Every entry below should be transcribed exactly; pictures stay out of the copy.
-- BEGIN Material for this exercise --
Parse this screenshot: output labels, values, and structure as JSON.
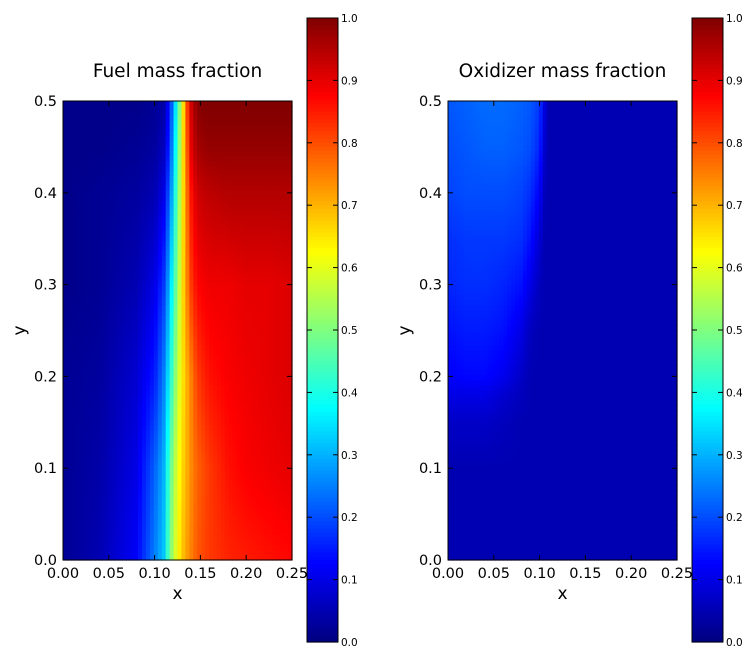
{
  "chart_data": [
    {
      "type": "heatmap",
      "title": "Fuel mass fraction",
      "xlabel": "x",
      "ylabel": "y",
      "xlim": [
        0.0,
        0.25
      ],
      "ylim": [
        0.0,
        0.5
      ],
      "xticks": [
        "0.00",
        "0.05",
        "0.10",
        "0.15",
        "0.20",
        "0.25"
      ],
      "yticks": [
        "0.0",
        "0.1",
        "0.2",
        "0.3",
        "0.4",
        "0.5"
      ],
      "colormap": "jet",
      "colorbar": {
        "range": [
          0.0,
          1.0
        ],
        "ticks": [
          "0.0",
          "0.1",
          "0.2",
          "0.3",
          "0.4",
          "0.5",
          "0.6",
          "0.7",
          "0.8",
          "0.9",
          "1.0"
        ]
      },
      "field": {
        "x": [
          0.0,
          0.04,
          0.08,
          0.1,
          0.11,
          0.115,
          0.12,
          0.125,
          0.13,
          0.135,
          0.14,
          0.145,
          0.15,
          0.16,
          0.18,
          0.2,
          0.225,
          0.25
        ],
        "y": [
          0.0,
          0.1,
          0.2,
          0.3,
          0.4,
          0.45,
          0.5
        ],
        "z": [
          [
            0.02,
            0.05,
            0.12,
            0.25,
            0.32,
            0.45,
            0.55,
            0.62,
            0.68,
            0.72,
            0.75,
            0.78,
            0.8,
            0.82,
            0.84,
            0.85,
            0.86,
            0.87
          ],
          [
            0.02,
            0.04,
            0.1,
            0.22,
            0.3,
            0.42,
            0.52,
            0.6,
            0.66,
            0.7,
            0.74,
            0.77,
            0.79,
            0.82,
            0.86,
            0.88,
            0.89,
            0.9
          ],
          [
            0.02,
            0.03,
            0.08,
            0.15,
            0.25,
            0.35,
            0.46,
            0.56,
            0.64,
            0.7,
            0.75,
            0.8,
            0.83,
            0.86,
            0.88,
            0.89,
            0.9,
            0.91
          ],
          [
            0.01,
            0.02,
            0.05,
            0.1,
            0.18,
            0.28,
            0.4,
            0.52,
            0.64,
            0.74,
            0.82,
            0.86,
            0.88,
            0.89,
            0.89,
            0.9,
            0.9,
            0.91
          ],
          [
            0.01,
            0.02,
            0.03,
            0.05,
            0.1,
            0.2,
            0.32,
            0.48,
            0.62,
            0.76,
            0.86,
            0.91,
            0.93,
            0.94,
            0.95,
            0.95,
            0.95,
            0.95
          ],
          [
            0.01,
            0.01,
            0.02,
            0.03,
            0.06,
            0.15,
            0.28,
            0.45,
            0.62,
            0.78,
            0.9,
            0.95,
            0.97,
            0.98,
            0.98,
            0.98,
            0.98,
            0.98
          ],
          [
            0.01,
            0.01,
            0.01,
            0.02,
            0.04,
            0.12,
            0.25,
            0.42,
            0.6,
            0.8,
            0.92,
            0.98,
            1.0,
            1.0,
            1.0,
            1.0,
            1.0,
            1.0
          ]
        ]
      }
    },
    {
      "type": "heatmap",
      "title": "Oxidizer mass fraction",
      "xlabel": "x",
      "ylabel": "y",
      "xlim": [
        0.0,
        0.25
      ],
      "ylim": [
        0.0,
        0.5
      ],
      "xticks": [
        "0.00",
        "0.05",
        "0.10",
        "0.15",
        "0.20",
        "0.25"
      ],
      "yticks": [
        "0.0",
        "0.1",
        "0.2",
        "0.3",
        "0.4",
        "0.5"
      ],
      "colormap": "jet",
      "colorbar": {
        "range": [
          0.0,
          1.0
        ],
        "ticks": [
          "0.0",
          "0.1",
          "0.2",
          "0.3",
          "0.4",
          "0.5",
          "0.6",
          "0.7",
          "0.8",
          "0.9",
          "1.0"
        ]
      },
      "field": {
        "x": [
          0.0,
          0.02,
          0.04,
          0.06,
          0.08,
          0.09,
          0.1,
          0.105,
          0.11,
          0.12,
          0.15,
          0.2,
          0.25
        ],
        "y": [
          0.0,
          0.1,
          0.15,
          0.18,
          0.2,
          0.25,
          0.3,
          0.35,
          0.4,
          0.45,
          0.5
        ],
        "z": [
          [
            0.05,
            0.05,
            0.05,
            0.05,
            0.05,
            0.05,
            0.05,
            0.05,
            0.05,
            0.05,
            0.05,
            0.05,
            0.05
          ],
          [
            0.05,
            0.05,
            0.05,
            0.05,
            0.05,
            0.05,
            0.05,
            0.05,
            0.05,
            0.05,
            0.05,
            0.05,
            0.05
          ],
          [
            0.07,
            0.07,
            0.07,
            0.06,
            0.05,
            0.05,
            0.05,
            0.05,
            0.05,
            0.05,
            0.05,
            0.05,
            0.05
          ],
          [
            0.1,
            0.1,
            0.1,
            0.08,
            0.06,
            0.05,
            0.05,
            0.05,
            0.05,
            0.05,
            0.05,
            0.05,
            0.05
          ],
          [
            0.12,
            0.13,
            0.13,
            0.11,
            0.07,
            0.05,
            0.05,
            0.05,
            0.05,
            0.05,
            0.05,
            0.05,
            0.05
          ],
          [
            0.14,
            0.15,
            0.15,
            0.14,
            0.1,
            0.06,
            0.05,
            0.05,
            0.05,
            0.05,
            0.05,
            0.05,
            0.05
          ],
          [
            0.16,
            0.17,
            0.17,
            0.16,
            0.14,
            0.1,
            0.06,
            0.05,
            0.05,
            0.05,
            0.05,
            0.05,
            0.05
          ],
          [
            0.17,
            0.18,
            0.18,
            0.18,
            0.17,
            0.14,
            0.08,
            0.05,
            0.05,
            0.05,
            0.05,
            0.05,
            0.05
          ],
          [
            0.19,
            0.2,
            0.2,
            0.2,
            0.19,
            0.17,
            0.12,
            0.06,
            0.05,
            0.05,
            0.05,
            0.05,
            0.05
          ],
          [
            0.2,
            0.21,
            0.22,
            0.22,
            0.21,
            0.2,
            0.16,
            0.08,
            0.05,
            0.05,
            0.05,
            0.05,
            0.05
          ],
          [
            0.21,
            0.22,
            0.23,
            0.23,
            0.22,
            0.21,
            0.18,
            0.1,
            0.05,
            0.05,
            0.05,
            0.05,
            0.05
          ]
        ]
      }
    }
  ]
}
-- END Material for this exercise --
**Solved problem**
Parse this screenshot: output labels, values, and structure as JSON.
{
  "chart_data": [
    {
      "type": "heatmap",
      "title": "Fuel mass fraction",
      "xlabel": "x",
      "ylabel": "y",
      "xlim": [
        0.0,
        0.25
      ],
      "ylim": [
        0.0,
        0.5
      ],
      "xticks": [
        "0.00",
        "0.05",
        "0.10",
        "0.15",
        "0.20",
        "0.25"
      ],
      "yticks": [
        "0.0",
        "0.1",
        "0.2",
        "0.3",
        "0.4",
        "0.5"
      ],
      "colormap": "jet",
      "colorbar": {
        "range": [
          0.0,
          1.0
        ],
        "ticks": [
          "0.0",
          "0.1",
          "0.2",
          "0.3",
          "0.4",
          "0.5",
          "0.6",
          "0.7",
          "0.8",
          "0.9",
          "1.0"
        ]
      },
      "field": {
        "x": [
          0.0,
          0.04,
          0.08,
          0.1,
          0.11,
          0.115,
          0.12,
          0.125,
          0.13,
          0.135,
          0.14,
          0.145,
          0.15,
          0.16,
          0.18,
          0.2,
          0.225,
          0.25
        ],
        "y": [
          0.0,
          0.1,
          0.2,
          0.3,
          0.4,
          0.45,
          0.5
        ],
        "z": [
          [
            0.02,
            0.05,
            0.12,
            0.25,
            0.32,
            0.45,
            0.55,
            0.62,
            0.68,
            0.72,
            0.75,
            0.78,
            0.8,
            0.82,
            0.84,
            0.85,
            0.86,
            0.87
          ],
          [
            0.02,
            0.04,
            0.1,
            0.22,
            0.3,
            0.42,
            0.52,
            0.6,
            0.66,
            0.7,
            0.74,
            0.77,
            0.79,
            0.82,
            0.86,
            0.88,
            0.89,
            0.9
          ],
          [
            0.02,
            0.03,
            0.08,
            0.15,
            0.25,
            0.35,
            0.46,
            0.56,
            0.64,
            0.7,
            0.75,
            0.8,
            0.83,
            0.86,
            0.88,
            0.89,
            0.9,
            0.91
          ],
          [
            0.01,
            0.02,
            0.05,
            0.1,
            0.18,
            0.28,
            0.4,
            0.52,
            0.64,
            0.74,
            0.82,
            0.86,
            0.88,
            0.89,
            0.89,
            0.9,
            0.9,
            0.91
          ],
          [
            0.01,
            0.02,
            0.03,
            0.05,
            0.1,
            0.2,
            0.32,
            0.48,
            0.62,
            0.76,
            0.86,
            0.91,
            0.93,
            0.94,
            0.95,
            0.95,
            0.95,
            0.95
          ],
          [
            0.01,
            0.01,
            0.02,
            0.03,
            0.06,
            0.15,
            0.28,
            0.45,
            0.62,
            0.78,
            0.9,
            0.95,
            0.97,
            0.98,
            0.98,
            0.98,
            0.98,
            0.98
          ],
          [
            0.01,
            0.01,
            0.01,
            0.02,
            0.04,
            0.12,
            0.25,
            0.42,
            0.6,
            0.8,
            0.92,
            0.98,
            1.0,
            1.0,
            1.0,
            1.0,
            1.0,
            1.0
          ]
        ]
      }
    },
    {
      "type": "heatmap",
      "title": "Oxidizer mass fraction",
      "xlabel": "x",
      "ylabel": "y",
      "xlim": [
        0.0,
        0.25
      ],
      "ylim": [
        0.0,
        0.5
      ],
      "xticks": [
        "0.00",
        "0.05",
        "0.10",
        "0.15",
        "0.20",
        "0.25"
      ],
      "yticks": [
        "0.0",
        "0.1",
        "0.2",
        "0.3",
        "0.4",
        "0.5"
      ],
      "colormap": "jet",
      "colorbar": {
        "range": [
          0.0,
          1.0
        ],
        "ticks": [
          "0.0",
          "0.1",
          "0.2",
          "0.3",
          "0.4",
          "0.5",
          "0.6",
          "0.7",
          "0.8",
          "0.9",
          "1.0"
        ]
      },
      "field": {
        "x": [
          0.0,
          0.02,
          0.04,
          0.06,
          0.08,
          0.09,
          0.1,
          0.105,
          0.11,
          0.12,
          0.15,
          0.2,
          0.25
        ],
        "y": [
          0.0,
          0.1,
          0.15,
          0.18,
          0.2,
          0.25,
          0.3,
          0.35,
          0.4,
          0.45,
          0.5
        ],
        "z": [
          [
            0.05,
            0.05,
            0.05,
            0.05,
            0.05,
            0.05,
            0.05,
            0.05,
            0.05,
            0.05,
            0.05,
            0.05,
            0.05
          ],
          [
            0.05,
            0.05,
            0.05,
            0.05,
            0.05,
            0.05,
            0.05,
            0.05,
            0.05,
            0.05,
            0.05,
            0.05,
            0.05
          ],
          [
            0.07,
            0.07,
            0.07,
            0.06,
            0.05,
            0.05,
            0.05,
            0.05,
            0.05,
            0.05,
            0.05,
            0.05,
            0.05
          ],
          [
            0.1,
            0.1,
            0.1,
            0.08,
            0.06,
            0.05,
            0.05,
            0.05,
            0.05,
            0.05,
            0.05,
            0.05,
            0.05
          ],
          [
            0.12,
            0.13,
            0.13,
            0.11,
            0.07,
            0.05,
            0.05,
            0.05,
            0.05,
            0.05,
            0.05,
            0.05,
            0.05
          ],
          [
            0.14,
            0.15,
            0.15,
            0.14,
            0.1,
            0.06,
            0.05,
            0.05,
            0.05,
            0.05,
            0.05,
            0.05,
            0.05
          ],
          [
            0.16,
            0.17,
            0.17,
            0.16,
            0.14,
            0.1,
            0.06,
            0.05,
            0.05,
            0.05,
            0.05,
            0.05,
            0.05
          ],
          [
            0.17,
            0.18,
            0.18,
            0.18,
            0.17,
            0.14,
            0.08,
            0.05,
            0.05,
            0.05,
            0.05,
            0.05,
            0.05
          ],
          [
            0.19,
            0.2,
            0.2,
            0.2,
            0.19,
            0.17,
            0.12,
            0.06,
            0.05,
            0.05,
            0.05,
            0.05,
            0.05
          ],
          [
            0.2,
            0.21,
            0.22,
            0.22,
            0.21,
            0.2,
            0.16,
            0.08,
            0.05,
            0.05,
            0.05,
            0.05,
            0.05
          ],
          [
            0.21,
            0.22,
            0.23,
            0.23,
            0.22,
            0.21,
            0.18,
            0.1,
            0.05,
            0.05,
            0.05,
            0.05,
            0.05
          ]
        ]
      }
    }
  ]
}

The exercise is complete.